> **GOAL**
Determine the number of lines containing the word "only". Reply with it and nothing else.

━━━━━━━━━━

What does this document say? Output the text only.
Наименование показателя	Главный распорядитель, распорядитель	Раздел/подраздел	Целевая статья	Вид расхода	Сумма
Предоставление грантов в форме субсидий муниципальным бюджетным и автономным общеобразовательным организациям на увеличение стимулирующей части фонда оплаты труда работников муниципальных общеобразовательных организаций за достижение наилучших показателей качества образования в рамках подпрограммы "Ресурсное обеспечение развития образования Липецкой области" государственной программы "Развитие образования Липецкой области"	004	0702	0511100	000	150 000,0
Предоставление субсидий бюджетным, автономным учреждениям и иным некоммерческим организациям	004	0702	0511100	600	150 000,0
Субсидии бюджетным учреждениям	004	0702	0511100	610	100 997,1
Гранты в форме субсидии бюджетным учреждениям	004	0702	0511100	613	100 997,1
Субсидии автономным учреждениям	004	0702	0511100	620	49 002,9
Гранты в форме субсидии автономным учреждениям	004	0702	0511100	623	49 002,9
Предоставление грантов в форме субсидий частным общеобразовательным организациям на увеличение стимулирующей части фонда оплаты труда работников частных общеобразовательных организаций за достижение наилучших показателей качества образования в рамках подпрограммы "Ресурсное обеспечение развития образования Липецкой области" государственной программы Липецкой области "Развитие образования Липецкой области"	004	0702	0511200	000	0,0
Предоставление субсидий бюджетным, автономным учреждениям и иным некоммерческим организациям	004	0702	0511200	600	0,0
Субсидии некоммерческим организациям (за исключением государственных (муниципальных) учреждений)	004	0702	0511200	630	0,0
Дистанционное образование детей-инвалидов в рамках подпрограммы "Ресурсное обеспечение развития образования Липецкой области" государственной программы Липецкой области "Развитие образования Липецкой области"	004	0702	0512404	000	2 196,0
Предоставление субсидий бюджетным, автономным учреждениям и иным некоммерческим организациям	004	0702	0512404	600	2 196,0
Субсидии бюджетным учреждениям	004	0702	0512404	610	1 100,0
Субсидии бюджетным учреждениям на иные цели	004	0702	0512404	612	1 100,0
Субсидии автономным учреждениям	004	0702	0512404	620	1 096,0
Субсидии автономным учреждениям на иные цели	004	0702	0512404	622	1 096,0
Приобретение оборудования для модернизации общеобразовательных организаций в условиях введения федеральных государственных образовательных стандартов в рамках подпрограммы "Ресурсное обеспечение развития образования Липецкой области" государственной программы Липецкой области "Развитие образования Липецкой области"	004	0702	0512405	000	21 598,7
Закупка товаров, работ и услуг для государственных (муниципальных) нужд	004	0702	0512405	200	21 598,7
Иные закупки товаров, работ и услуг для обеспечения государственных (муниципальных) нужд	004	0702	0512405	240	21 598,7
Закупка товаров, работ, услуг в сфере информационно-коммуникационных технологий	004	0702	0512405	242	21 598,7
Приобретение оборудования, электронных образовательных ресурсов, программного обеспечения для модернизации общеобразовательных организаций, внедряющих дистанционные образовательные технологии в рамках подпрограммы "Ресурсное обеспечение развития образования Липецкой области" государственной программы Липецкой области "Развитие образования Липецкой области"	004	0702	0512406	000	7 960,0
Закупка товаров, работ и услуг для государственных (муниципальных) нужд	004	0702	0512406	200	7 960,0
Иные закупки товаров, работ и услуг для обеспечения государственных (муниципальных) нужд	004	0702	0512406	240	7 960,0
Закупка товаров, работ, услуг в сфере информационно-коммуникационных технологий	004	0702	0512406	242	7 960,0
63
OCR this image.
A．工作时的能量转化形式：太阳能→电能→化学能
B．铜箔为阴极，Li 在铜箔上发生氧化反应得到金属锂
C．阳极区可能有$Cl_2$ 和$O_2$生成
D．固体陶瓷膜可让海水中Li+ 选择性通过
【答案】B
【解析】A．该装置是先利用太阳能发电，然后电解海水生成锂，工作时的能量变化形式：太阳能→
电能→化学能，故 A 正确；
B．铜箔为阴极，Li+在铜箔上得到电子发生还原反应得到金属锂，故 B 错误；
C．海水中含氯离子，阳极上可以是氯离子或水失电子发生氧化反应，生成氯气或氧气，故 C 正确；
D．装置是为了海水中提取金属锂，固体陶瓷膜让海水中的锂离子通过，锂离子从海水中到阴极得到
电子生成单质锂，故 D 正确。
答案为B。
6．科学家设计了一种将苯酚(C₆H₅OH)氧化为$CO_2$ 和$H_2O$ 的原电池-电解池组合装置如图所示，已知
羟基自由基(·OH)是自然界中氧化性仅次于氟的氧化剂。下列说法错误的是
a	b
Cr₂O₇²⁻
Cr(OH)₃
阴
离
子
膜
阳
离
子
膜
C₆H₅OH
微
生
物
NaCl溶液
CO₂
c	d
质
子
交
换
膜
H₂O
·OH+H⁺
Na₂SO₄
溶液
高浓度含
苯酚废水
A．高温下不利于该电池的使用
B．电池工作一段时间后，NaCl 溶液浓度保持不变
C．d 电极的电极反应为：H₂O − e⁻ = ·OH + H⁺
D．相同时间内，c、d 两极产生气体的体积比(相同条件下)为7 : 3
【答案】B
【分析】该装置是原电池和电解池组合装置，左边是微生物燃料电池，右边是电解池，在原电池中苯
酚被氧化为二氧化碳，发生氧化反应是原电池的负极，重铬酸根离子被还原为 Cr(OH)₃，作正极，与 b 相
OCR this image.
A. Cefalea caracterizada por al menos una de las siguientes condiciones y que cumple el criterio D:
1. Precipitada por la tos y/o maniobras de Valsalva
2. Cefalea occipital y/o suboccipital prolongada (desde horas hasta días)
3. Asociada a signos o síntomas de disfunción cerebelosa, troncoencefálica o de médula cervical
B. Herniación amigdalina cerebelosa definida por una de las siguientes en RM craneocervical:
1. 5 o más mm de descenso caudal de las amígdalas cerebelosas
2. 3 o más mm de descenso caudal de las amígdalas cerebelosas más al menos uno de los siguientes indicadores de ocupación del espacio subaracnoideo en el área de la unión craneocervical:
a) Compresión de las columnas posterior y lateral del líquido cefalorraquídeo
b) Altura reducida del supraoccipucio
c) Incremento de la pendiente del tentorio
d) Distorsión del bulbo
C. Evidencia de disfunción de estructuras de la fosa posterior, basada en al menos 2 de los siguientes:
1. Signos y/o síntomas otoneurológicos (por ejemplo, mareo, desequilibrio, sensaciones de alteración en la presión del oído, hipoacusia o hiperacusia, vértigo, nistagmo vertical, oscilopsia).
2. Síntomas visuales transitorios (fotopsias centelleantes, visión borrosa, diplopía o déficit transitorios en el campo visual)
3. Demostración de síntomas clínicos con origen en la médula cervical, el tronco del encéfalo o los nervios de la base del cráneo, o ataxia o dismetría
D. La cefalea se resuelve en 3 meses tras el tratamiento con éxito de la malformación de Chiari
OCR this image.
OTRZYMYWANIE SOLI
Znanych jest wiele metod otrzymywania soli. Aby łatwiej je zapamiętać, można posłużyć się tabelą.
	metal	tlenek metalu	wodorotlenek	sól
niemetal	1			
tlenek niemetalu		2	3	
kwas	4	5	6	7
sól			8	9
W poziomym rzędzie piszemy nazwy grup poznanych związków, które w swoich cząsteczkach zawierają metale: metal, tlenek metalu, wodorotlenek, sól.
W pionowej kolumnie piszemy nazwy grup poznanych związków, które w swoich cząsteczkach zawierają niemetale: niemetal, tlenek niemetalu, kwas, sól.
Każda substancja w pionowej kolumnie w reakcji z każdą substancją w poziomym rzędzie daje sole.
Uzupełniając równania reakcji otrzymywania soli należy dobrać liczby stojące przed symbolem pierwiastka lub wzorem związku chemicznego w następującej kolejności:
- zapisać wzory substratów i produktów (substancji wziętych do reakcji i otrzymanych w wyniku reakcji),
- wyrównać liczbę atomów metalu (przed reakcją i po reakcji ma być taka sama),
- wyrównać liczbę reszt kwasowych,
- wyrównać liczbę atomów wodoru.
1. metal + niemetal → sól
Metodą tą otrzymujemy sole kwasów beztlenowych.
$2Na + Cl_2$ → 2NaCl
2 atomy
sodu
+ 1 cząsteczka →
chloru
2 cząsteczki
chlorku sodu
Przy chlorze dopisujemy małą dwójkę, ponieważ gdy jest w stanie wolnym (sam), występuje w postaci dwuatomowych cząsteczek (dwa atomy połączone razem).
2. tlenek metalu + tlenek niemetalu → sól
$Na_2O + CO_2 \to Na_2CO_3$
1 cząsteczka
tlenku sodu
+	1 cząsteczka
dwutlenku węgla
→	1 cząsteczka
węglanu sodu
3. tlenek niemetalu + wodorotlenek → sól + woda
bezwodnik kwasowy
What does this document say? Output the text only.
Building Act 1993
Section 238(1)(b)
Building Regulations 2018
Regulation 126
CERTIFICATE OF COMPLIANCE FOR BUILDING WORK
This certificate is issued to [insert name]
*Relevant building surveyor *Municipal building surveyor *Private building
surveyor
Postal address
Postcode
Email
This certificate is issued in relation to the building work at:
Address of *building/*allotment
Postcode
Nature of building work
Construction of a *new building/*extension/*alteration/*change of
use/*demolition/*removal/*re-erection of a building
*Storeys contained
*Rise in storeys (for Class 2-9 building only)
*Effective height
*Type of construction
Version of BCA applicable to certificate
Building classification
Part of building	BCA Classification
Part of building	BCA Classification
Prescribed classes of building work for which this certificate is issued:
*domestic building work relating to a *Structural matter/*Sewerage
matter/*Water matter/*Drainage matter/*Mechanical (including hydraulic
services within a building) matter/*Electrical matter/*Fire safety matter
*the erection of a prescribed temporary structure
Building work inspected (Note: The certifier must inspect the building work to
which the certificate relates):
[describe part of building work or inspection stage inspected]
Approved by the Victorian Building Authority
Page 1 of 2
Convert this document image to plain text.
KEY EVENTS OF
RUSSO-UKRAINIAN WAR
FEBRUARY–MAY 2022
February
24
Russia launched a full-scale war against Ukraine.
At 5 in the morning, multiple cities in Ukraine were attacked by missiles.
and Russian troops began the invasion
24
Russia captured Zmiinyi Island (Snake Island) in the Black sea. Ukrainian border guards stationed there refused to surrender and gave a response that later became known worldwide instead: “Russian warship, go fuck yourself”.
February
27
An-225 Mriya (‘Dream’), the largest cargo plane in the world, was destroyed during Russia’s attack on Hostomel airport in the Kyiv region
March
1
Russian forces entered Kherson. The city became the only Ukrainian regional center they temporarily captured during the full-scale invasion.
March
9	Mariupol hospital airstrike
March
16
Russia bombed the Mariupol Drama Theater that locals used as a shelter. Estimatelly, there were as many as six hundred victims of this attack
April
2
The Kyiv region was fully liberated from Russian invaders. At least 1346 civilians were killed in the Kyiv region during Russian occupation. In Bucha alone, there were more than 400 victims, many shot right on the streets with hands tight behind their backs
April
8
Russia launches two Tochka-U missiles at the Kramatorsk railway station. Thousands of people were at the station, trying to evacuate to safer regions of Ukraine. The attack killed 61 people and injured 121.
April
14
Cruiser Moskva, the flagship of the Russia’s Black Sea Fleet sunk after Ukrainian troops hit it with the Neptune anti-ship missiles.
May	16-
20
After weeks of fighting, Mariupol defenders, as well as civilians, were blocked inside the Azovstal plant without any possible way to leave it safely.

━━━━━━━━━━

> **REPLY TO THE EXERCISE**
4